▶ Exercise brief:
Transcribe the records below in full; pictures stay out of the copy.

▶ Data for the task:
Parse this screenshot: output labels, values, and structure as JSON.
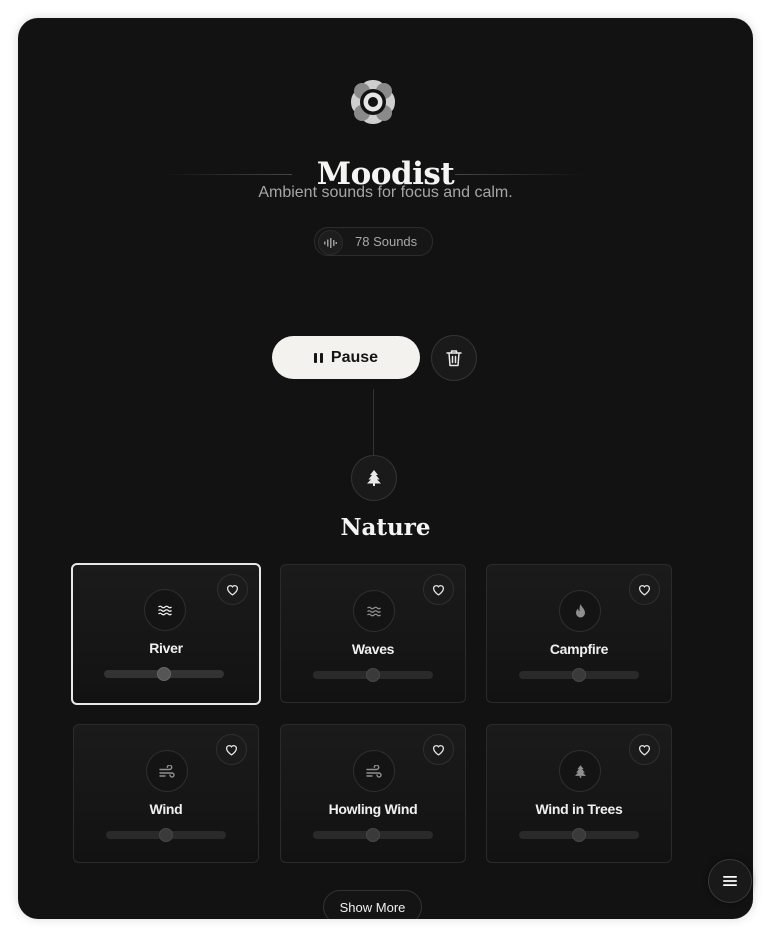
{
  "app": {
    "title": "Moodist",
    "subtitle": "Ambient sounds for focus and calm.",
    "sounds_count_label": "78 Sounds"
  },
  "controls": {
    "pause_label": "Pause",
    "clear_icon": "trash-icon"
  },
  "category": {
    "title": "Nature",
    "icon": "tree-icon",
    "sounds": [
      {
        "label": "River",
        "icon": "waves-icon",
        "selected": true,
        "volume": 0.5
      },
      {
        "label": "Waves",
        "icon": "waves-icon",
        "selected": false,
        "volume": 0.5
      },
      {
        "label": "Campfire",
        "icon": "fire-icon",
        "selected": false,
        "volume": 0.5
      },
      {
        "label": "Wind",
        "icon": "wind-icon",
        "selected": false,
        "volume": 0.5
      },
      {
        "label": "Howling Wind",
        "icon": "wind-icon",
        "selected": false,
        "volume": 0.5
      },
      {
        "label": "Wind in Trees",
        "icon": "tree-icon",
        "selected": false,
        "volume": 0.5
      }
    ]
  },
  "footer": {
    "show_more_label": "Show More",
    "menu_icon": "hamburger-menu-icon"
  },
  "colors": {
    "background": "#121212",
    "primary_button": "#f3f2ee",
    "text": "#f4f4f2",
    "muted_text": "#a6a6a6"
  }
}
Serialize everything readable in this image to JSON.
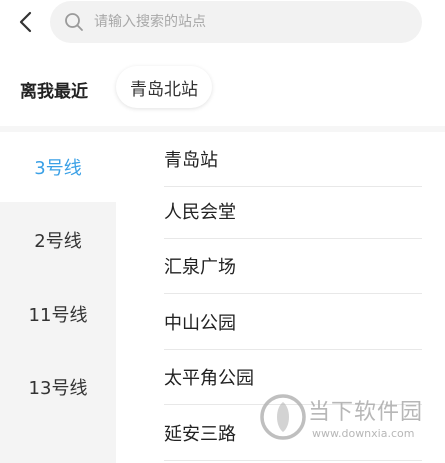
{
  "search": {
    "placeholder": "请输入搜索的站点",
    "value": ""
  },
  "nearby": {
    "label": "离我最近",
    "station": "青岛北站"
  },
  "lines": [
    {
      "label": "3号线",
      "active": true
    },
    {
      "label": "2号线",
      "active": false
    },
    {
      "label": "11号线",
      "active": false
    },
    {
      "label": "13号线",
      "active": false
    }
  ],
  "stations": [
    "青岛站",
    "人民会堂",
    "汇泉广场",
    "中山公园",
    "太平角公园",
    "延安三路"
  ],
  "watermark": {
    "title": "当下软件园",
    "url": "www.downxia.com"
  },
  "colors": {
    "accent": "#3aa0e6",
    "sidebar_bg": "#f4f4f4",
    "search_bg": "#f2f2f2"
  },
  "icons": {
    "back": "chevron-left-icon",
    "search": "search-icon",
    "watermark_logo": "watermark-logo-icon"
  }
}
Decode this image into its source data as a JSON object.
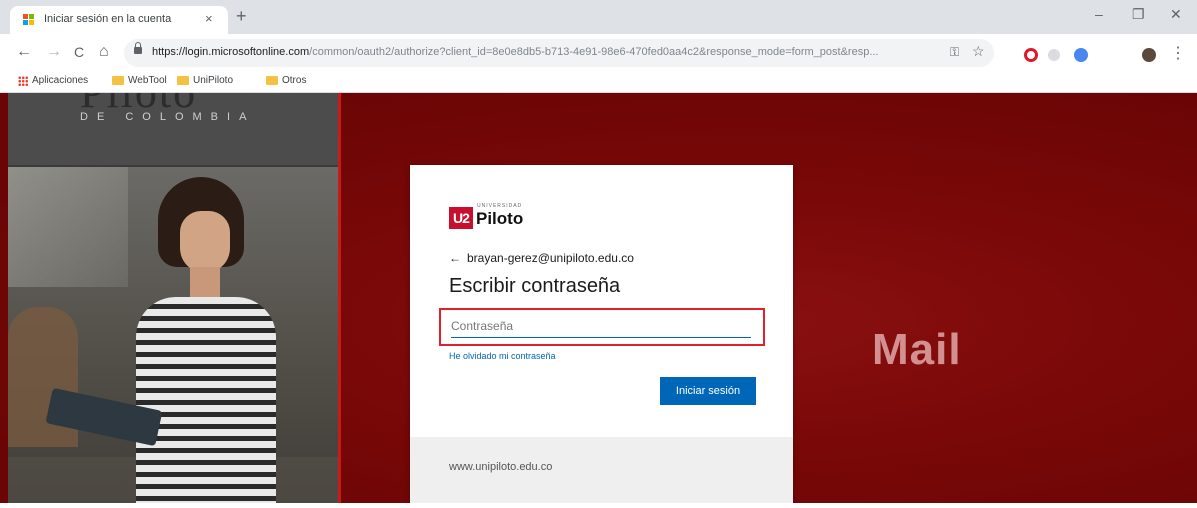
{
  "browser": {
    "tab": {
      "title": "Iniciar sesión en la cuenta",
      "close": "×"
    },
    "new_tab": "+",
    "window_controls": {
      "minimize": "–",
      "restore": "❐",
      "close": "✕"
    },
    "nav": {
      "back": "←",
      "forward": "→",
      "reload": "C",
      "home": "⌂"
    },
    "address": {
      "host": "https://login.microsoftonline.com",
      "path": "/common/oauth2/authorize?client_id=8e0e8db5-b713-4e91-98e6-470fed0aa4c2&response_mode=form_post&resp..."
    },
    "omni_icons": {
      "key": "⚿",
      "star": "☆"
    },
    "menu": "⋮",
    "bookmarks": [
      {
        "label": "Aplicaciones",
        "icon": "apps-grid"
      },
      {
        "label": "WebTool",
        "icon": "folder"
      },
      {
        "label": "UniPiloto",
        "icon": "folder"
      },
      {
        "label": "Otros",
        "icon": "folder"
      }
    ]
  },
  "left_panel": {
    "logo_top": "Piloto",
    "logo_sub": "DE COLOMBIA"
  },
  "login": {
    "brand_mark": "U2",
    "brand_name": "Piloto",
    "brand_top": "UNIVERSIDAD",
    "back_arrow": "←",
    "email": "brayan-gerez@unipiloto.edu.co",
    "heading": "Escribir contraseña",
    "password_placeholder": "Contraseña",
    "password_value": "",
    "forgot": "He olvidado mi contraseña",
    "signin": "Iniciar sesión",
    "footer": "www.unipiloto.edu.co"
  },
  "banner": {
    "text": "Mail"
  },
  "colors": {
    "page_bg": "#7e0a0a",
    "accent_blue": "#0067b8",
    "focus_red": "#e0202a",
    "brand_red": "#c8102e"
  }
}
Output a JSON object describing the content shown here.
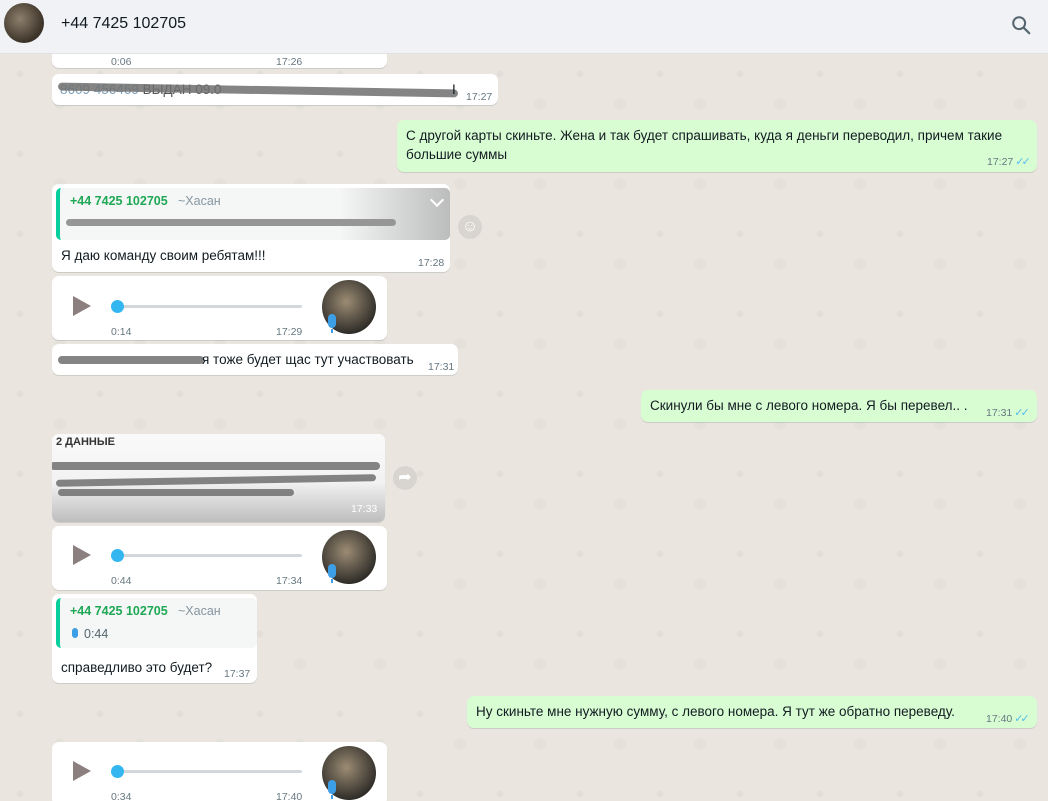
{
  "header": {
    "contact_name": "+44 7425 102705"
  },
  "icons": {
    "search": "search-icon",
    "emoji": "emoji-icon",
    "forward": "forward-icon"
  },
  "messages": {
    "m0": {
      "duration": "0:06",
      "time": "17:26"
    },
    "m1": {
      "visible_text": "ВЫДАН 09.0",
      "visible_text_end": "І",
      "time": "17:27"
    },
    "m2": {
      "line1": "С другой карты скиньте. Жена и так будет спрашивать, куда я деньги переводил, причем такие",
      "line2": "большие суммы",
      "time": "17:27"
    },
    "m3": {
      "quote_name": "+44 7425 102705",
      "quote_alias": "~Хасан",
      "text": "Я даю команду своим ребятам!!!",
      "time": "17:28"
    },
    "m4": {
      "duration": "0:14",
      "time": "17:29"
    },
    "m5": {
      "text": "я тоже будет щас тут участвовать",
      "time": "17:31"
    },
    "m6": {
      "text": "Скинули бы мне с левого номера. Я бы перевел.. .",
      "time": "17:31"
    },
    "m7": {
      "time": "17:33"
    },
    "m8": {
      "duration": "0:44",
      "time": "17:34"
    },
    "m9": {
      "quote_name": "+44 7425 102705",
      "quote_alias": "~Хасан",
      "quote_duration": "0:44",
      "text": "справедливо это будет?",
      "time": "17:37"
    },
    "m10": {
      "text": "Ну скиньте мне нужную сумму, с левого номера. Я тут же обратно переведу.",
      "time": "17:40"
    },
    "m11": {
      "duration": "0:34",
      "time": "17:40"
    }
  },
  "colors": {
    "outgoing_bubble": "#d9fdd3",
    "incoming_bubble": "#ffffff",
    "quote_name": "#1fa855",
    "read_ticks": "#53bdeb"
  }
}
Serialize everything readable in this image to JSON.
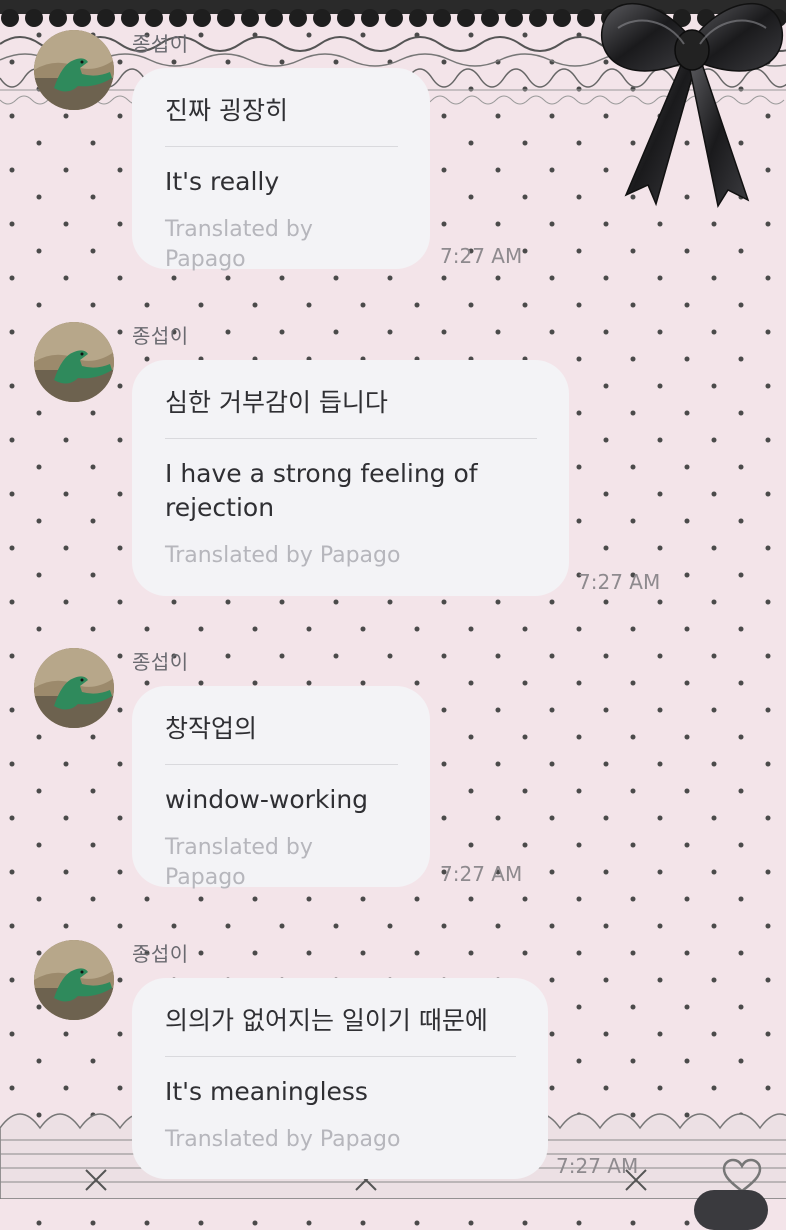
{
  "chat": {
    "messages": [
      {
        "sender": "종섭이",
        "original": "진짜 굉장히",
        "translation": "It's really",
        "translated_by": "Translated by Papago",
        "time": "7:27 AM"
      },
      {
        "sender": "종섭이",
        "original": "심한 거부감이 듭니다",
        "translation": "I have a strong feeling of rejection",
        "translated_by": "Translated by Papago",
        "time": "7:27 AM"
      },
      {
        "sender": "종섭이",
        "original": "창작업의",
        "translation": "window-working",
        "translated_by": "Translated by Papago",
        "time": "7:27 AM"
      },
      {
        "sender": "종섭이",
        "original": "의의가 없어지는 일이기 때문에",
        "translation": "It's meaningless",
        "translated_by": "Translated by Papago",
        "time": "7:27 AM"
      }
    ]
  },
  "icons": {
    "avatar": "avatar-dinosaur-image",
    "like": "heart-outline-icon",
    "decoration": "black-bow-icon"
  },
  "colors": {
    "background": "#f3e4e9",
    "bubble": "#f3f3f6",
    "text": "#2f2f33",
    "muted": "#b6b6bc",
    "polka_dot": "#4a4a4a"
  }
}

▶ Completed task:
Parse this screenshot: output labels, values, and structure as JSON.
{
  "app": {
    "title": "Moodist",
    "subtitle": "Ambient sounds for focus and calm.",
    "sounds_count_label": "78 Sounds"
  },
  "controls": {
    "pause_label": "Pause",
    "clear_icon": "trash-icon"
  },
  "category": {
    "title": "Nature",
    "icon": "tree-icon",
    "sounds": [
      {
        "label": "River",
        "icon": "waves-icon",
        "selected": true,
        "volume": 0.5
      },
      {
        "label": "Waves",
        "icon": "waves-icon",
        "selected": false,
        "volume": 0.5
      },
      {
        "label": "Campfire",
        "icon": "fire-icon",
        "selected": false,
        "volume": 0.5
      },
      {
        "label": "Wind",
        "icon": "wind-icon",
        "selected": false,
        "volume": 0.5
      },
      {
        "label": "Howling Wind",
        "icon": "wind-icon",
        "selected": false,
        "volume": 0.5
      },
      {
        "label": "Wind in Trees",
        "icon": "tree-icon",
        "selected": false,
        "volume": 0.5
      }
    ]
  },
  "footer": {
    "show_more_label": "Show More",
    "menu_icon": "hamburger-menu-icon"
  },
  "colors": {
    "background": "#121212",
    "primary_button": "#f3f2ee",
    "text": "#f4f4f2",
    "muted_text": "#a6a6a6"
  }
}
Serialize everything readable in this image to JSON.
{
  "search": {
    "placeholder": "请输入搜索的站点",
    "value": ""
  },
  "nearby": {
    "label": "离我最近",
    "station": "青岛北站"
  },
  "lines": [
    {
      "label": "3号线",
      "active": true
    },
    {
      "label": "2号线",
      "active": false
    },
    {
      "label": "11号线",
      "active": false
    },
    {
      "label": "13号线",
      "active": false
    }
  ],
  "stations": [
    "青岛站",
    "人民会堂",
    "汇泉广场",
    "中山公园",
    "太平角公园",
    "延安三路"
  ],
  "watermark": {
    "title": "当下软件园",
    "url": "www.downxia.com"
  },
  "colors": {
    "accent": "#3aa0e6",
    "sidebar_bg": "#f4f4f4",
    "search_bg": "#f2f2f2"
  },
  "icons": {
    "back": "chevron-left-icon",
    "search": "search-icon",
    "watermark_logo": "watermark-logo-icon"
  }
}
Decode this image into its source data as a JSON object.
{
  "browser": {
    "tab": {
      "title": "Iniciar sesión en la cuenta",
      "close": "×"
    },
    "new_tab": "+",
    "window_controls": {
      "minimize": "–",
      "restore": "❐",
      "close": "✕"
    },
    "nav": {
      "back": "←",
      "forward": "→",
      "reload": "C",
      "home": "⌂"
    },
    "address": {
      "host": "https://login.microsoftonline.com",
      "path": "/common/oauth2/authorize?client_id=8e0e8db5-b713-4e91-98e6-470fed0aa4c2&response_mode=form_post&resp..."
    },
    "omni_icons": {
      "key": "⚿",
      "star": "☆"
    },
    "menu": "⋮",
    "bookmarks": [
      {
        "label": "Aplicaciones",
        "icon": "apps-grid"
      },
      {
        "label": "WebTool",
        "icon": "folder"
      },
      {
        "label": "UniPiloto",
        "icon": "folder"
      },
      {
        "label": "Otros",
        "icon": "folder"
      }
    ]
  },
  "left_panel": {
    "logo_top": "Piloto",
    "logo_sub": "DE COLOMBIA"
  },
  "login": {
    "brand_mark": "U2",
    "brand_name": "Piloto",
    "brand_top": "UNIVERSIDAD",
    "back_arrow": "←",
    "email": "brayan-gerez@unipiloto.edu.co",
    "heading": "Escribir contraseña",
    "password_placeholder": "Contraseña",
    "password_value": "",
    "forgot": "He olvidado mi contraseña",
    "signin": "Iniciar sesión",
    "footer": "www.unipiloto.edu.co"
  },
  "banner": {
    "text": "Mail"
  },
  "colors": {
    "page_bg": "#7e0a0a",
    "accent_blue": "#0067b8",
    "focus_red": "#e0202a",
    "brand_red": "#c8102e"
  }
}
Output a JSON object describing the content shown here.
{
  "header": {
    "contact_name": "+44 7425 102705"
  },
  "icons": {
    "search": "search-icon",
    "emoji": "emoji-icon",
    "forward": "forward-icon"
  },
  "messages": {
    "m0": {
      "duration": "0:06",
      "time": "17:26"
    },
    "m1": {
      "visible_text": "ВЫДАН 09.0",
      "visible_text_end": "І",
      "time": "17:27"
    },
    "m2": {
      "line1": "С другой карты скиньте. Жена и так будет спрашивать, куда я деньги переводил, причем такие",
      "line2": "большие суммы",
      "time": "17:27"
    },
    "m3": {
      "quote_name": "+44 7425 102705",
      "quote_alias": "~Хасан",
      "text": "Я даю команду своим ребятам!!!",
      "time": "17:28"
    },
    "m4": {
      "duration": "0:14",
      "time": "17:29"
    },
    "m5": {
      "text": "я тоже будет щас тут участвовать",
      "time": "17:31"
    },
    "m6": {
      "text": "Скинули бы мне с левого номера. Я бы перевел.. .",
      "time": "17:31"
    },
    "m7": {
      "time": "17:33"
    },
    "m8": {
      "duration": "0:44",
      "time": "17:34"
    },
    "m9": {
      "quote_name": "+44 7425 102705",
      "quote_alias": "~Хасан",
      "quote_duration": "0:44",
      "text": "справедливо это будет?",
      "time": "17:37"
    },
    "m10": {
      "text": "Ну скиньте мне нужную сумму, с левого номера. Я тут же обратно переведу.",
      "time": "17:40"
    },
    "m11": {
      "duration": "0:34",
      "time": "17:40"
    }
  },
  "colors": {
    "outgoing_bubble": "#d9fdd3",
    "incoming_bubble": "#ffffff",
    "quote_name": "#1fa855",
    "read_ticks": "#53bdeb"
  }
}
Serialize everything readable in this image to JSON.
{
  "chat": {
    "messages": [
      {
        "sender": "종섭이",
        "original": "진짜 굉장히",
        "translation": "It's really",
        "translated_by": "Translated by Papago",
        "time": "7:27 AM"
      },
      {
        "sender": "종섭이",
        "original": "심한 거부감이 듭니다",
        "translation": "I have a strong feeling of rejection",
        "translated_by": "Translated by Papago",
        "time": "7:27 AM"
      },
      {
        "sender": "종섭이",
        "original": "창작업의",
        "translation": "window-working",
        "translated_by": "Translated by Papago",
        "time": "7:27 AM"
      },
      {
        "sender": "종섭이",
        "original": "의의가 없어지는 일이기 때문에",
        "translation": "It's meaningless",
        "translated_by": "Translated by Papago",
        "time": "7:27 AM"
      }
    ]
  },
  "icons": {
    "avatar": "avatar-dinosaur-image",
    "like": "heart-outline-icon",
    "decoration": "black-bow-icon"
  },
  "colors": {
    "background": "#f3e4e9",
    "bubble": "#f3f3f6",
    "text": "#2f2f33",
    "muted": "#b6b6bc",
    "polka_dot": "#4a4a4a"
  }
}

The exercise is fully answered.